#### Written exercise:
Your task is to print every entry below exactly as given.

(Dataset listings of figures)
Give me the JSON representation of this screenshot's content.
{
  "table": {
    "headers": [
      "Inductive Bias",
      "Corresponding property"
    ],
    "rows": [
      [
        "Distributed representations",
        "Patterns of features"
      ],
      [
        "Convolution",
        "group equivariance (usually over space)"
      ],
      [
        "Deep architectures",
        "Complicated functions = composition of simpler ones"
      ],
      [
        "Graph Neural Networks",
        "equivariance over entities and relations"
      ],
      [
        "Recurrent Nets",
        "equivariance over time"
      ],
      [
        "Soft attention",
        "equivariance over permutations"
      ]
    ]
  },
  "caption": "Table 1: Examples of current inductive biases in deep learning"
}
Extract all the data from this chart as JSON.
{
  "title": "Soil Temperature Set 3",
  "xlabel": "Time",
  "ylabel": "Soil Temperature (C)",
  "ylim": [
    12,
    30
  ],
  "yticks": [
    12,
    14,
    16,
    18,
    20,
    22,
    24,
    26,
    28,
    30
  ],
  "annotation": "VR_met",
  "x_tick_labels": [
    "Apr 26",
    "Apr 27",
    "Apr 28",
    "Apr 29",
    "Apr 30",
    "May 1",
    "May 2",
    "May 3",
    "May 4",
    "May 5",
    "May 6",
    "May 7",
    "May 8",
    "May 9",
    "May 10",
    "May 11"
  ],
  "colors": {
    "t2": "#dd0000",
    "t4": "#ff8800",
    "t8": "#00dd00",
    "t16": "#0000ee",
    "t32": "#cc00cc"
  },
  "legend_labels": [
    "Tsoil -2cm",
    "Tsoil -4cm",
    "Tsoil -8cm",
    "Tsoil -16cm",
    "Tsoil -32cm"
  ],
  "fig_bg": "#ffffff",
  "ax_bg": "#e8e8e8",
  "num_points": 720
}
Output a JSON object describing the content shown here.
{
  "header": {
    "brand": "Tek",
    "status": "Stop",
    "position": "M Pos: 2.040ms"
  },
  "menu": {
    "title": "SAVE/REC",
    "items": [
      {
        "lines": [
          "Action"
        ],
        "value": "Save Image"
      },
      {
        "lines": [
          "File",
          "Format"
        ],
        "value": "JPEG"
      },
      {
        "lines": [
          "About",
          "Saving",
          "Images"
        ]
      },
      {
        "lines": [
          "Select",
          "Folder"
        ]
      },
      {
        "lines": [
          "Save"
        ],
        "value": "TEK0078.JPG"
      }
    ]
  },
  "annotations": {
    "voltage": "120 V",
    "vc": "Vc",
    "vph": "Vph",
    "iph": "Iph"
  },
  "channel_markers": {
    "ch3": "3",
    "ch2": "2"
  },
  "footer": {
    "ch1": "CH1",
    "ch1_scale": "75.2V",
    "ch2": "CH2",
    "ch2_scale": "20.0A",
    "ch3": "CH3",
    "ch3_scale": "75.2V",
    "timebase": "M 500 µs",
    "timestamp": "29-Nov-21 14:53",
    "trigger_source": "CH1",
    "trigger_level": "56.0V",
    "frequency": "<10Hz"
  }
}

#### The answer:
Give me the JSON representation of this screenshot's content.
{
  "table": {
    "headers": [
      "Inductive Bias",
      "Corresponding property"
    ],
    "rows": [
      [
        "Distributed representations",
        "Patterns of features"
      ],
      [
        "Convolution",
        "group equivariance (usually over space)"
      ],
      [
        "Deep architectures",
        "Complicated functions = composition of simpler ones"
      ],
      [
        "Graph Neural Networks",
        "equivariance over entities and relations"
      ],
      [
        "Recurrent Nets",
        "equivariance over time"
      ],
      [
        "Soft attention",
        "equivariance over permutations"
      ]
    ]
  },
  "caption": "Table 1: Examples of current inductive biases in deep learning"
}
Extract all the data from this chart as JSON.
{
  "title": "Soil Temperature Set 3",
  "xlabel": "Time",
  "ylabel": "Soil Temperature (C)",
  "ylim": [
    12,
    30
  ],
  "yticks": [
    12,
    14,
    16,
    18,
    20,
    22,
    24,
    26,
    28,
    30
  ],
  "annotation": "VR_met",
  "x_tick_labels": [
    "Apr 26",
    "Apr 27",
    "Apr 28",
    "Apr 29",
    "Apr 30",
    "May 1",
    "May 2",
    "May 3",
    "May 4",
    "May 5",
    "May 6",
    "May 7",
    "May 8",
    "May 9",
    "May 10",
    "May 11"
  ],
  "colors": {
    "t2": "#dd0000",
    "t4": "#ff8800",
    "t8": "#00dd00",
    "t16": "#0000ee",
    "t32": "#cc00cc"
  },
  "legend_labels": [
    "Tsoil -2cm",
    "Tsoil -4cm",
    "Tsoil -8cm",
    "Tsoil -16cm",
    "Tsoil -32cm"
  ],
  "fig_bg": "#ffffff",
  "ax_bg": "#e8e8e8",
  "num_points": 720
}
Output a JSON object describing the content shown here.
{
  "header": {
    "brand": "Tek",
    "status": "Stop",
    "position": "M Pos: 2.040ms"
  },
  "menu": {
    "title": "SAVE/REC",
    "items": [
      {
        "lines": [
          "Action"
        ],
        "value": "Save Image"
      },
      {
        "lines": [
          "File",
          "Format"
        ],
        "value": "JPEG"
      },
      {
        "lines": [
          "About",
          "Saving",
          "Images"
        ]
      },
      {
        "lines": [
          "Select",
          "Folder"
        ]
      },
      {
        "lines": [
          "Save"
        ],
        "value": "TEK0078.JPG"
      }
    ]
  },
  "annotations": {
    "voltage": "120 V",
    "vc": "Vc",
    "vph": "Vph",
    "iph": "Iph"
  },
  "channel_markers": {
    "ch3": "3",
    "ch2": "2"
  },
  "footer": {
    "ch1": "CH1",
    "ch1_scale": "75.2V",
    "ch2": "CH2",
    "ch2_scale": "20.0A",
    "ch3": "CH3",
    "ch3_scale": "75.2V",
    "timebase": "M 500 µs",
    "timestamp": "29-Nov-21 14:53",
    "trigger_source": "CH1",
    "trigger_level": "56.0V",
    "frequency": "<10Hz"
  }
}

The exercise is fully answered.